* **Exercise description**
In the data, extract each line that holds the string "асимметричная".

++++ Entries shown ++++

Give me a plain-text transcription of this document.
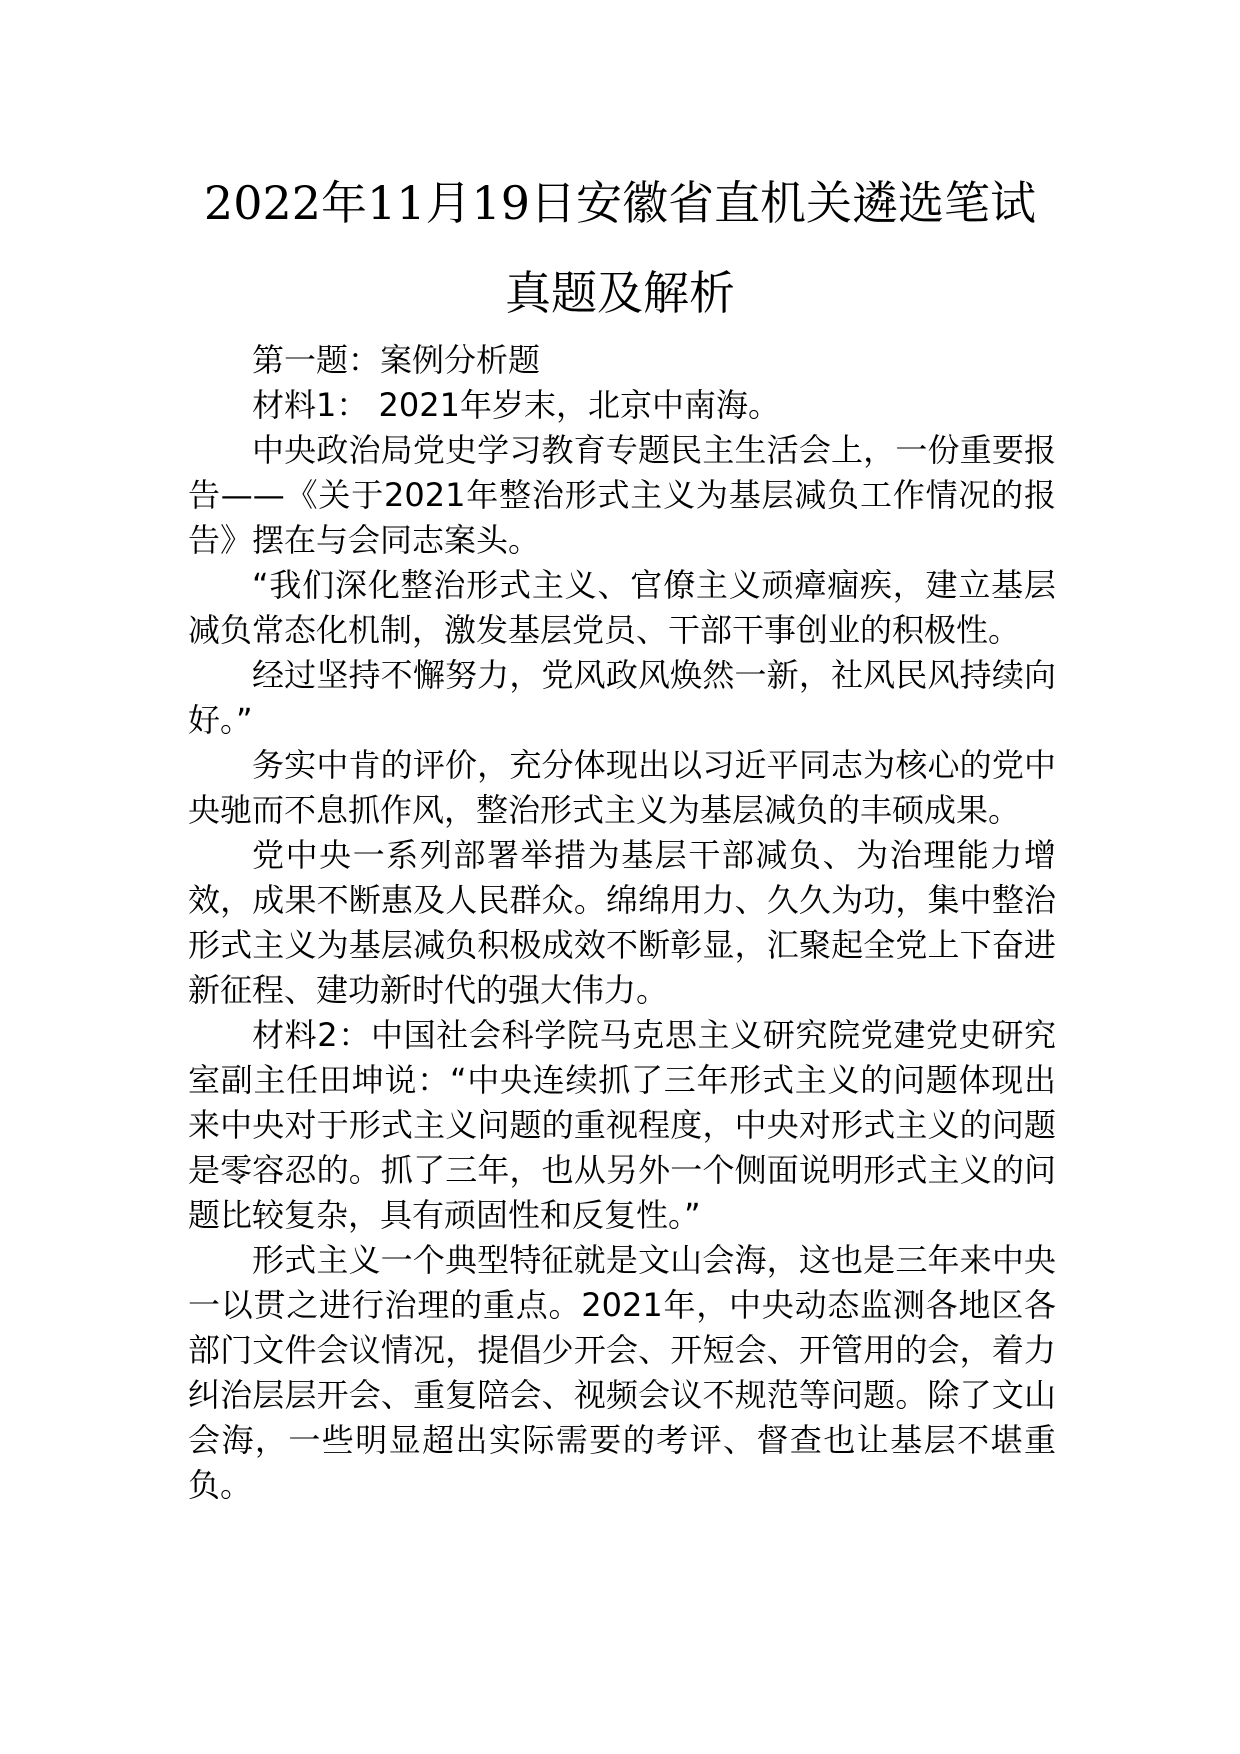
2022年11月19日安徽省直机关遴选笔试
真题及解析

第一题：案例分析题

材料1： 2021年岁末，北京中南海。

中央政治局党史学习教育专题民主生活会上，一份重要报告——《关于2021年整治形式主义为基层减负工作情况的报告》摆在与会同志案头。

“我们深化整治形式主义、官僚主义顽瘴痼疾，建立基层减负常态化机制，激发基层党员、干部干事创业的积极性。

经过坚持不懈努力，党风政风焕然一新，社风民风持续向好。”

务实中肯的评价，充分体现出以习近平同志为核心的党中央驰而不息抓作风，整治形式主义为基层减负的丰硕成果。

党中央一系列部署举措为基层干部减负、为治理能力增效，成果不断惠及人民群众。绵绵用力、久久为功，集中整治形式主义为基层减负积极成效不断彰显，汇聚起全党上下奋进新征程、建功新时代的强大伟力。

材料2：中国社会科学院马克思主义研究院党建党史研究室副主任田坤说：“中央连续抓了三年形式主义的问题体现出来中央对于形式主义问题的重视程度，中央对形式主义的问题是零容忍的。抓了三年，也从另外一个侧面说明形式主义的问题比较复杂，具有顽固性和反复性。”

形式主义一个典型特征就是文山会海，这也是三年来中央一以贯之进行治理的重点。2021年，中央动态监测各地区各部门文件会议情况，提倡少开会、开短会、开管用的会，着力纠治层层开会、重复陪会、视频会议不规范等问题。除了文山会海，一些明显超出实际需要的考评、督查也让基层不堪重负。
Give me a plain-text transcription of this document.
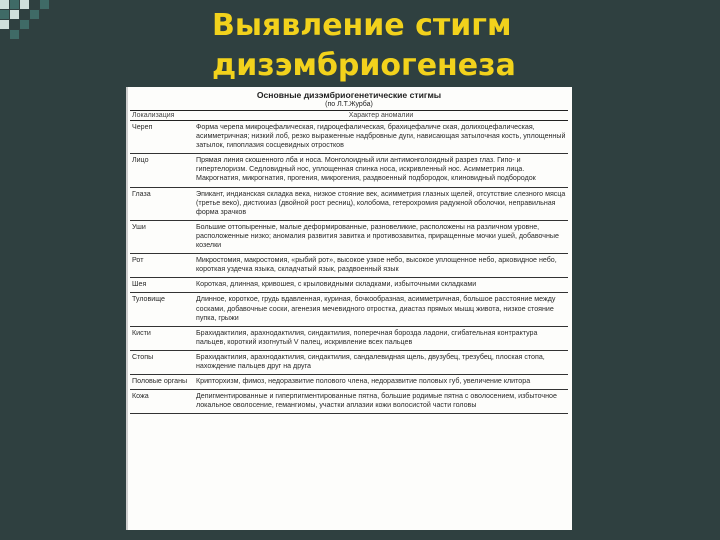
Выявление стигм
дизэмбриогенеза
Основные дизэмбриогенетические стигмы
(по Л.Т.Журба)
Локализация	Характер аномалии
Череп	Форма черепа микроцефалическая, гидроцефалическая, брахицефаличе ская, долихоцефалическая, асимметричная; низкий лоб, резко выраженные надбровные дуги, нависающая затылочная кость, уплощенный затылок, гипоплазия сосцевидных отростков
Лицо	Прямая линия скошенного лба и носа. Монголоидный или антимонголоидный разрез глаз. Гипо- и гипертелоризм. Седловидный нос, уплощенная спинка носа, искривленный нос. Асимметрия лица. Макрогнатия, микрогнатия, прогения, микрогения, раздвоенный подбородок, клиновидный подбородок
Глаза	Эпикант, индианская складка века, низкое стояние век, асимметрия глазных щелей, отсутствие слезного мясца (третье веко), дистихиаз (двойной рост ресниц), колобома, гетерохромия радужной оболочки, неправильная форма зрачков
Уши	Большие оттопыренные, малые деформированные, разновеликие, расположены на различном уровне, расположенные низко; аномалия развития завитка и противозавитка, приращенные мочки ушей, добавочные козелки
Рот	Микростомия, макростомия, «рыбий рот», высокое узкое небо, высокое уплощенное небо, арковидное небо, короткая уздечка языка, складчатый язык, раздвоенный язык
Шея	Короткая, длинная, кривошея, с крыловидными складками, избыточными складками
Туловище	Длинное, короткое, грудь вдавленная, куриная, бочкообразная, асимметричная, большое расстояние между сосками, добавочные соски, агенезия мечевидного отростка, диастаз прямых мышц живота, низкое стояние пупка, грыжи
Кисти	Брахидактилия, арахнодактилия, синдактилия, поперечная борозда ладони, сгибательная контрактура пальцев, короткий изогнутый V палец, искривление всех пальцев
Стопы	Брахидактилия, арахнодактилия, синдактилия, сандалевидная щель, двузубец, трезубец, плоская стопа, нахождение пальцев друг на друга
Половые органы	Крипторхизм, фимоз, недоразвитие полового члена, недоразвитие половых губ, увеличение клитора
Кожа	Депигментированные и гиперпигментированные пятна, большие родимые пятна с оволосением, избыточное локальное оволосение, гемангиомы, участки аплазии кожи волосистой части головы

++++

* **Expected answer**
Череп	Форма черепа микроцефалическая, гидроцефалическая, брахицефаличе ская, долихоцефалическая, асимметричная; низкий лоб, резко выраженные надбровные дуги, нависающая затылочная кость, уплощенный затылок, гипоплазия сосцевидных отростков
Туловище	Длинное, короткое, грудь вдавленная, куриная, бочкообразная, асимметричная, большое расстояние между сосками, добавочные соски, агенезия мечевидного отростка, диастаз прямых мышц живота, низкое стояние пупка, грыжи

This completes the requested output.